What you have to do:
Extract all lines that hold "color" from the records below.

(Chart and figure data)
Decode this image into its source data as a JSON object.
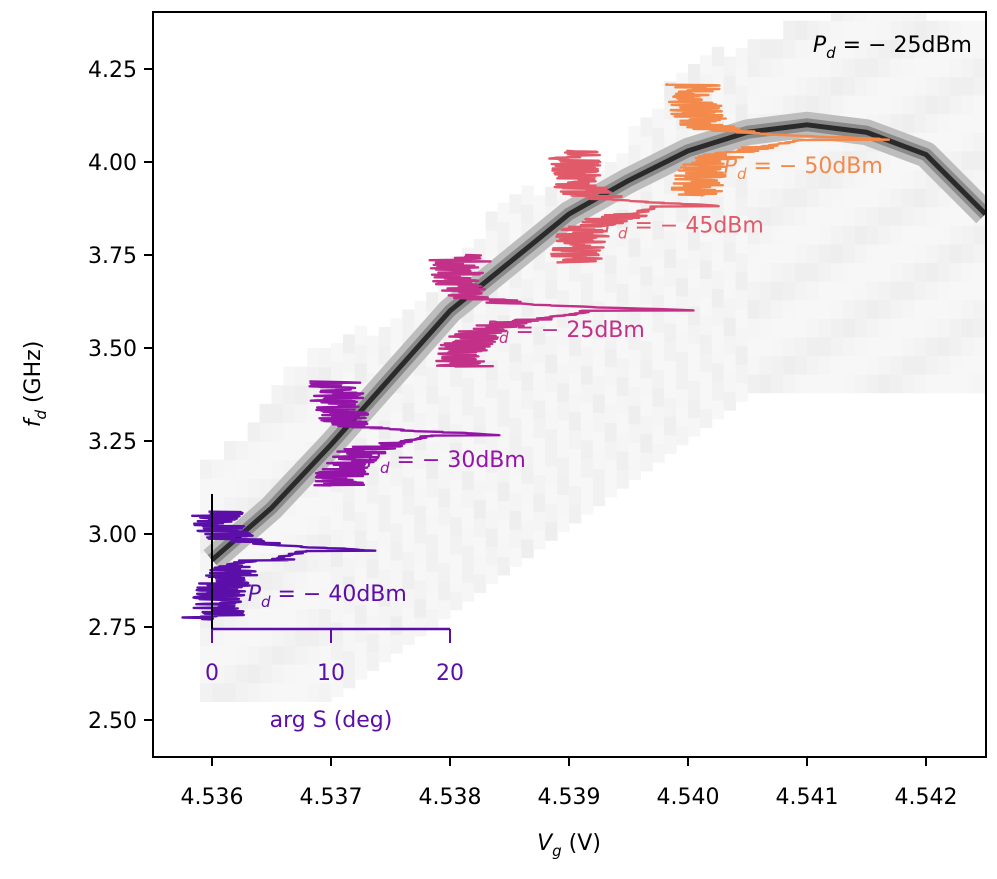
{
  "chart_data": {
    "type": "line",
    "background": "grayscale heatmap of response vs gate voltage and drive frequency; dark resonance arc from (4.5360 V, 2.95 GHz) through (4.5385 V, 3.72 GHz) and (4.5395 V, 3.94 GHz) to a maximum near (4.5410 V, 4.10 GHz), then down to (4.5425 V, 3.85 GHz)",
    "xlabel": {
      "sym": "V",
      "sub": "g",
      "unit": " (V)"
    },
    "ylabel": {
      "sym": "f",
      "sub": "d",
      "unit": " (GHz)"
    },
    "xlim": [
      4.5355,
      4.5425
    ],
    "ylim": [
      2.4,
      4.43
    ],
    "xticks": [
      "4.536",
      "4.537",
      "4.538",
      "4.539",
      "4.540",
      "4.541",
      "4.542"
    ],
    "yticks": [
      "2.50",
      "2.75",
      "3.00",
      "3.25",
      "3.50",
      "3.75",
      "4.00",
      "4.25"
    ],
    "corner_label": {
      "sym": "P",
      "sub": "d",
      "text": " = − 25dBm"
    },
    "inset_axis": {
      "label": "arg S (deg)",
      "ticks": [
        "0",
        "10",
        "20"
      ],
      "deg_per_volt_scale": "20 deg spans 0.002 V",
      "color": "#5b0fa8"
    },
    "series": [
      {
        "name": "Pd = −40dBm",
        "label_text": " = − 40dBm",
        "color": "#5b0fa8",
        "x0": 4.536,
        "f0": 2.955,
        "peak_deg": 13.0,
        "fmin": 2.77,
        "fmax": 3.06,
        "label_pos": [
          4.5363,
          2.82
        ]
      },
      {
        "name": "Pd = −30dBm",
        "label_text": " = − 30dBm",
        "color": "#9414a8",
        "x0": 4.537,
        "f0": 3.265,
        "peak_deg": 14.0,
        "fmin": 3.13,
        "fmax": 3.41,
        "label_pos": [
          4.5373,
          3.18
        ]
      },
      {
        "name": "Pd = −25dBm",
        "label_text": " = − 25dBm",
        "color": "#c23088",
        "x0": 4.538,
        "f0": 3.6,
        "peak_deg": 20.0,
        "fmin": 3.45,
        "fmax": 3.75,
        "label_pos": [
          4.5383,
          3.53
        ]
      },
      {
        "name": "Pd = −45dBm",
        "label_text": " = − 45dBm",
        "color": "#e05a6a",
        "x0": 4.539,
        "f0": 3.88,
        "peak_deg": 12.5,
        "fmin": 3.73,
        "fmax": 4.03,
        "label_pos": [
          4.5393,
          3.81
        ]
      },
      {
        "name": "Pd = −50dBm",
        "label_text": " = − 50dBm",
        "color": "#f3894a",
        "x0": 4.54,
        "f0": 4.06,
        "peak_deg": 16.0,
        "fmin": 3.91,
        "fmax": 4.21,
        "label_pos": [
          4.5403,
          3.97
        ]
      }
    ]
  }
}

Completed exercise:
      "color": "#5b0fa8"
        "color": "#5b0fa8",
        "color": "#9414a8",
        "color": "#c23088",
        "color": "#e05a6a",
        "color": "#f3894a",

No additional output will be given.